| Requirements |
Retype only what runs from the line that contains "Type out the text in this image." through the last line of the listing below, both lines included.

Stored dataset items
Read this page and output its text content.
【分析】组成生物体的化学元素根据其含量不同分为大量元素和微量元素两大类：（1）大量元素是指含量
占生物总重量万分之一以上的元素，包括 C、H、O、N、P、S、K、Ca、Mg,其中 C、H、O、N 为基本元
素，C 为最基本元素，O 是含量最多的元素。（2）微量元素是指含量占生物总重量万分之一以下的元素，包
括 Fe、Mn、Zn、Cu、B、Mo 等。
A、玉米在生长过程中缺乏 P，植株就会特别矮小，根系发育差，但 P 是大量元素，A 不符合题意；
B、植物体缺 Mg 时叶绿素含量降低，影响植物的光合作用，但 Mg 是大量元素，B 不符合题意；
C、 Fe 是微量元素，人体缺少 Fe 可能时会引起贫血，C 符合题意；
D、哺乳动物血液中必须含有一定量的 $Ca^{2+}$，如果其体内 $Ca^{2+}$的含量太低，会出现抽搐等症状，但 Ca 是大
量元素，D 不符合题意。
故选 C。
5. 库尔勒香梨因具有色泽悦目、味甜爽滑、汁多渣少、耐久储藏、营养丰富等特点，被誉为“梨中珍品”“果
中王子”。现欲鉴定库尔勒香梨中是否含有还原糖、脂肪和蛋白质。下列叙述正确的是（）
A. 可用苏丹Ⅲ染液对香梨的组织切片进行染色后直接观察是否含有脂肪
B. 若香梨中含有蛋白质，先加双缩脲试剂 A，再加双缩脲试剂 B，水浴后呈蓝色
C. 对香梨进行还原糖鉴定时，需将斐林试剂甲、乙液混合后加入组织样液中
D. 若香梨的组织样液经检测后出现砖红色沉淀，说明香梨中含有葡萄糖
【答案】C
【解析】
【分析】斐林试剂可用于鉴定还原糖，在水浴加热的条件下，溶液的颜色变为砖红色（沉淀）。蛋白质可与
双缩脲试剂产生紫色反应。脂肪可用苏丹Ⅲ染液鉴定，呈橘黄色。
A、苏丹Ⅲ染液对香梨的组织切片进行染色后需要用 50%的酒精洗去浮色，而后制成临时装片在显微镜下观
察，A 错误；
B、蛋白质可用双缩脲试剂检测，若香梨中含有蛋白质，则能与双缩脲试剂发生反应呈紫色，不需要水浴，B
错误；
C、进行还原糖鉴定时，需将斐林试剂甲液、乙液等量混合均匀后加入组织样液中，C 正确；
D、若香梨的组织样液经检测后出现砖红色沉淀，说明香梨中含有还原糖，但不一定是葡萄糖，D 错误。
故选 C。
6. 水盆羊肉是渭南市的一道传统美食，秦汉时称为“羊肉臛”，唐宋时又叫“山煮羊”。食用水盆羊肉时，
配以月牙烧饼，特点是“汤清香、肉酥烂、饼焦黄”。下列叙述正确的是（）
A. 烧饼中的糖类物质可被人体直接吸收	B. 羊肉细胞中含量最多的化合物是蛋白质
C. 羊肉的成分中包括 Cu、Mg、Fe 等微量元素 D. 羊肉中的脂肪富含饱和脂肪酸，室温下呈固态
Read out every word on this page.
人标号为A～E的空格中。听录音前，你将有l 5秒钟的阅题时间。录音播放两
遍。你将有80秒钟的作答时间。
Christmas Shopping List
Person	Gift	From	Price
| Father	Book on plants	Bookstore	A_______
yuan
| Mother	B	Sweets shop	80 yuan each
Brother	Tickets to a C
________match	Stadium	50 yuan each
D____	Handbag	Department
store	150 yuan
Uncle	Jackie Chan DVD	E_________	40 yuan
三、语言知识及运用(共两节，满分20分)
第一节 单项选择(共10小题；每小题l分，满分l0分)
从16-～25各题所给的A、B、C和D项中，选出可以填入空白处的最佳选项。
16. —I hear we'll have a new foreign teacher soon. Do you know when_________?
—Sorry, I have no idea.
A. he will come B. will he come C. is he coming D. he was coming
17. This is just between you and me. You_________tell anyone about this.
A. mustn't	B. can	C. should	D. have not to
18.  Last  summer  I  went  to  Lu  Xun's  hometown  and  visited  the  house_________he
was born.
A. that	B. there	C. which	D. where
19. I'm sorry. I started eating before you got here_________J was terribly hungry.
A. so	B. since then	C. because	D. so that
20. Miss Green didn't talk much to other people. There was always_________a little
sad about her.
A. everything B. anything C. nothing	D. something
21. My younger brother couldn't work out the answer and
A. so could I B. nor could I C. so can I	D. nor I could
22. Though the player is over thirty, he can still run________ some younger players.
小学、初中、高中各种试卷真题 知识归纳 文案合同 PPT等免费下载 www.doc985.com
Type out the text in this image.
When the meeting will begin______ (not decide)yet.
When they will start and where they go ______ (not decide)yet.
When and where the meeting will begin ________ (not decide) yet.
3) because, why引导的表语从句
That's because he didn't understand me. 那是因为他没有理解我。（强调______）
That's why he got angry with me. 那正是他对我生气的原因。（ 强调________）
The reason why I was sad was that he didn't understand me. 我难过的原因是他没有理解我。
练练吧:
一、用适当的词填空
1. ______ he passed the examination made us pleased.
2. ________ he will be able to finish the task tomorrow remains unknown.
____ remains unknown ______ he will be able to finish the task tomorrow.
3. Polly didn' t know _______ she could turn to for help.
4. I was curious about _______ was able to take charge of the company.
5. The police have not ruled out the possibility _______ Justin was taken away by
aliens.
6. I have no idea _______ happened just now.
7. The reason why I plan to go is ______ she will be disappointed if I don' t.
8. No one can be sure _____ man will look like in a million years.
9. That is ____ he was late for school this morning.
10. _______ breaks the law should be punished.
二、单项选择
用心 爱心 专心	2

| Answer |
Type out the text in this image.
When the meeting will begin______ (not decide)yet.
When they will start and where they go ______ (not decide)yet.
When and where the meeting will begin ________ (not decide) yet.
3) because, why引导的表语从句
That's because he didn't understand me. 那是因为他没有理解我。（强调______）
That's why he got angry with me. 那正是他对我生气的原因。（ 强调________）
The reason why I was sad was that he didn't understand me. 我难过的原因是他没有理解我。
练练吧:
一、用适当的词填空
1. ______ he passed the examination made us pleased.
2. ________ he will be able to finish the task tomorrow remains unknown.
____ remains unknown ______ he will be able to finish the task tomorrow.
3. Polly didn' t know _______ she could turn to for help.
4. I was curious about _______ was able to take charge of the company.
5. The police have not ruled out the possibility _______ Justin was taken away by
aliens.
6. I have no idea _______ happened just now.
7. The reason why I plan to go is ______ she will be disappointed if I don' t.
8. No one can be sure _____ man will look like in a million years.
9. That is ____ he was late for school this morning.
10. _______ breaks the law should be punished.
二、单项选择
用心 爱心 专心	2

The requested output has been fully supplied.